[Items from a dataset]
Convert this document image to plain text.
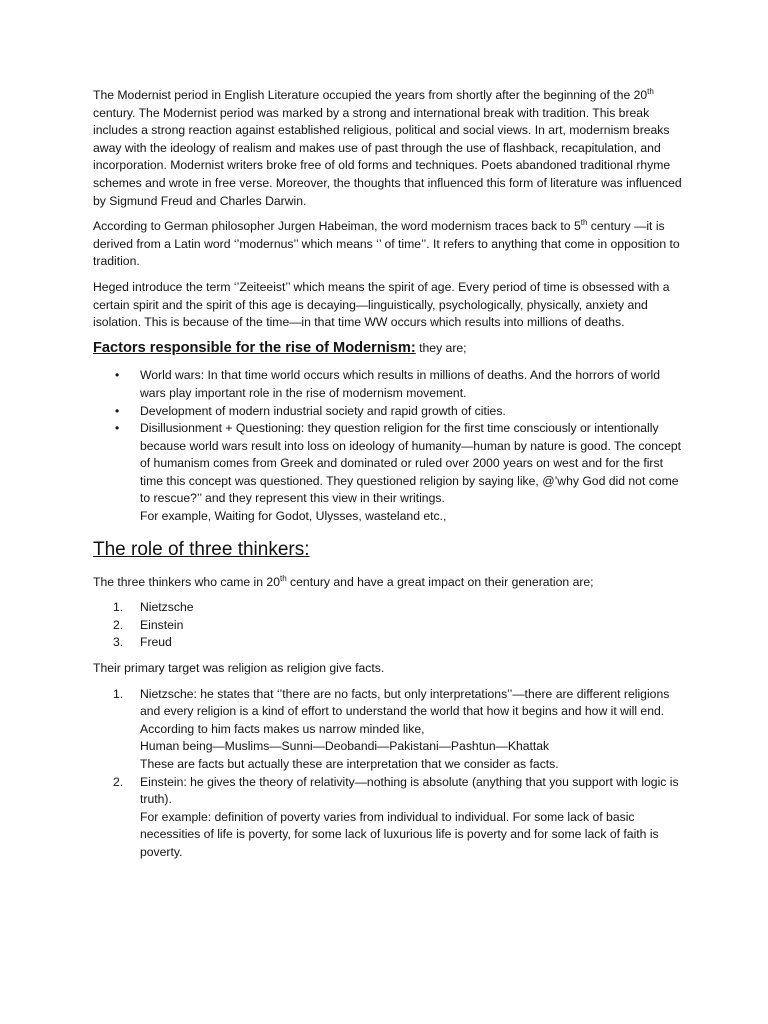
The Modernist period in English Literature occupied the years from shortly after the beginning of the 20th century. The Modernist period was marked by a strong and international break with tradition. This break includes a strong reaction against established religious, political and social views. In art, modernism breaks away with the ideology of realism and makes use of past through the use of flashback, recapitulation, and incorporation. Modernist writers broke free of old forms and techniques. Poets abandoned traditional rhyme schemes and wrote in free verse. Moreover, the thoughts that influenced this form of literature was influenced by Sigmund Freud and Charles Darwin.

According to German philosopher Jurgen Habeiman, the word modernism traces back to 5th century —it is derived from a Latin word ‘’modernus’’ which means ‘’ of time’’. It refers to anything that come in opposition to tradition.

Heged introduce the term ‘’Zeiteeist’’ which means the spirit of age. Every period of time is obsessed with a certain spirit and the spirit of this age is decaying—linguistically, psychologically, physically, anxiety and isolation. This is because of the time—in that time WW occurs which results into millions of deaths.

Factors responsible for the rise of Modernism: they are;

• World wars: In that time world occurs which results in millions of deaths. And the horrors of world wars play important role in the rise of modernism movement.
• Development of modern industrial society and rapid growth of cities.
• Disillusionment + Questioning: they question religion for the first time consciously or intentionally because world wars result into loss on ideology of humanity—human by nature is good. The concept of humanism comes from Greek and dominated or ruled over 2000 years on west and for the first time this concept was questioned. They questioned religion by saying like, @’why God did not come to rescue?’’ and they represent this view in their writings.
For example, Waiting for Godot, Ulysses, wasteland etc.,
The role of three thinkers:

The three thinkers who came in 20th century and have a great impact on their generation are;

1. Nietzsche
2. Einstein
3. Freud

Their primary target was religion as religion give facts.

1. Nietzsche: he states that ‘’there are no facts, but only interpretations’’—there are different religions and every religion is a kind of effort to understand the world that how it begins and how it will end.
According to him facts makes us narrow minded like,
Human being—Muslims—Sunni—Deobandi—Pakistani—Pashtun—Khattak
These are facts but actually these are interpretation that we consider as facts.
2. Einstein: he gives the theory of relativity—nothing is absolute (anything that you support with logic is truth).
For example: definition of poverty varies from individual to individual. For some lack of basic necessities of life is poverty, for some lack of luxurious life is poverty and for some lack of faith is poverty.
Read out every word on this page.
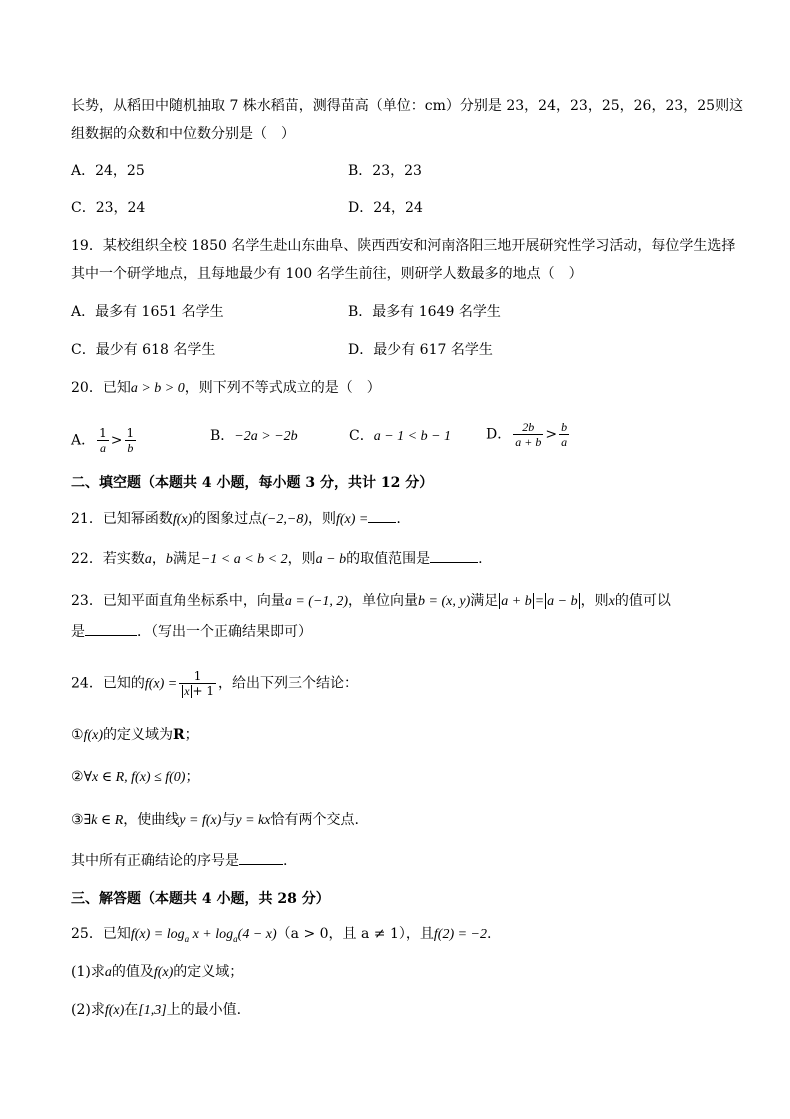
长势，从稻田中随机抽取 7 株水稻苗，测得苗高（单位：cm）分别是 23，24，23，25，26，23，25则这
组数据的众数和中位数分别是（　）
A．24，25	B．23，23
C．23，24	D．24，24
19．某校组织全校 1850 名学生赴山东曲阜、陕西西安和河南洛阳三地开展研究性学习活动，每位学生选择
其中一个研学地点，且每地最少有 100 名学生前往，则研学人数最多的地点（　）
A．最多有 1651 名学生	B．最多有 1649 名学生
C．最少有 618 名学生	D．最少有 617 名学生
20．已知a > b > 0，则下列不等式成立的是（　）
A． $\frac{1}{a} > \frac{1}{b}$	B．−2a > −2b	C．a − 1 < b − 1 D． $\frac{2b}{a + b} > \frac{b}{a}$
二、填空题（本题共 4 小题，每小题 3 分，共计 12 分）
21．已知幂函数f(x)的图象过点(−2,−8)，则f(x) = .
22．若实数a，b满足−1 < a < b < 2，则a − b的取值范围是	.
23．已知平面直角坐标系中，向量a = (−1, 2)，单位向量b = (x, y)满足 a + b = a − b ，则x的值可以
是	．（写出一个正确结果即可）
24．已知的$f(x) = \frac{1}{x + 1}$ ，给出下列三个结论：
①f(x)的定义域为R；
②∀x ∈ R, f(x) ≤ f(0)；
③∃k ∈ R，使曲线y = f(x)与y = kx恰有两个交点.
其中所有正确结论的序号是	.
三、解答题（本题共 4 小题，共 28 分）
25．已知$f(x) = \log_a x + \log_a(4 - x)(a > 0$，且 a ≠ 1），且f(2) = −2.
(1)求a的值及f(x)的定义域；
(2)求f(x)在[1,3]上的最小值.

• _Given task_
Take every line from the data above that holds "word" and copy it out.

• _Task response_
According to German philosopher Jurgen Habeiman, the word modernism traces back to 5th century —it is derived from a Latin word ‘’modernus’’ which means ‘’ of time’’. It refers to anything that come in opposition to tradition.
Read out every word on this page.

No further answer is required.